■ Written problem
Can you copy out, word for word, the part of the Spark pull request notice below starting at "[GitHub] [spark] wangyum" and ending at "this pull request?"?
[start of Passage provided]
[GitHub] [spark] wangyum opened a new pull request #26697: [SPARK-28461][SQL] Pad Decimal numbers with trailing zeros to the scale of the column

GitBox Wed, 27 Nov 2019 16:20:26 -0800

wangyum opened a new pull request #26697: [SPARK-28461][SQL] Pad Decimal 
numbers with trailing zeros to the scale of the column
URL: https://github.com/apache/spark/pull/26697
 
 
   ## What changes were proposed in this pull request?
   
   [HIVE-12063](https://issues.apache.org/jira/browse/HIVE-12063) improved pad 
decimal numbers with trailing zeros to the scale of the column. The following 
description is copied from the description of HIVE-12063.
[end of Passage provided]
[start of Provided material]
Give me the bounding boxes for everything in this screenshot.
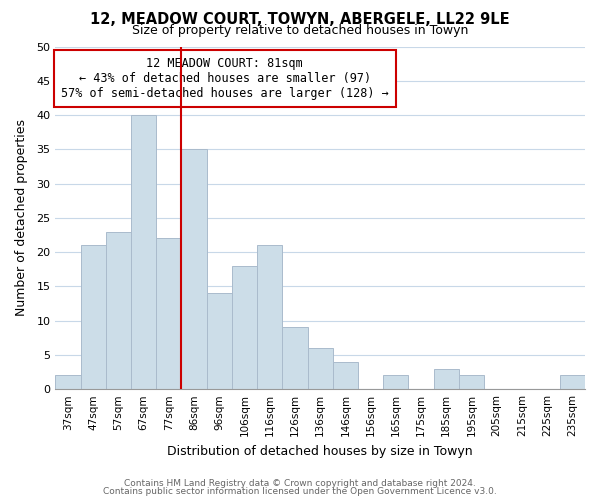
Text: Contains HM Land Registry data © Crown copyright and database right 2024.: Contains HM Land Registry data © Crown c… [124, 478, 476, 488]
Bar [80, 246, 106, 389]
Bar [459, 376, 484, 389]
Bar [156, 238, 181, 389]
Bar [106, 232, 131, 389]
Text: Contains public sector information licensed under the Open Government Licence v3: Contains public sector information licen… [103, 487, 497, 496]
Bar [560, 376, 585, 389]
Text: 12 MEADOW COURT: 81sqm
← 43% of detached houses are smaller (97)
57% of semi-det: 12 MEADOW COURT: 81sqm ← 43% of detached… [61, 57, 389, 100]
Text: Size of property relative to detached houses in Towyn: Size of property relative to detached ho… [132, 24, 468, 37]
Text: 12, MEADOW COURT, TOWYN, ABERGELE, LL22 9LE: 12, MEADOW COURT, TOWYN, ABERGELE, LL22 … [90, 12, 510, 28]
X-axis label: Distribution of detached houses by size in Towyn: Distribution of detached houses by size … [167, 444, 473, 458]
Bar [283, 328, 308, 389]
Bar [181, 150, 206, 389]
Bar [55, 376, 80, 389]
Bar [434, 368, 459, 389]
Bar [206, 293, 232, 389]
Bar [232, 266, 257, 389]
Bar [257, 246, 283, 389]
Bar [333, 362, 358, 389]
Bar [308, 348, 333, 389]
Bar [131, 115, 156, 389]
Bar [383, 376, 409, 389]
Y-axis label: Number of detached properties: Number of detached properties [15, 120, 28, 316]
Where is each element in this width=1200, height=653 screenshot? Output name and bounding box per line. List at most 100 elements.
[end of Provided material]
■ Reply
[GitHub] [spark] wangyum opened a new pull request #26697: [SPARK-28461][SQL] Pad Decimal numbers with trailing zeros to the scale of the column

GitBox Wed, 27 Nov 2019 16:20:26 -0800

wangyum opened a new pull request #26697: [SPARK-28461][SQL] Pad Decimal 
numbers with trailing zeros to the scale of the column
URL: https://github.com/apache/spark/pull/26697
 
 
   ## What changes were proposed in this pull request?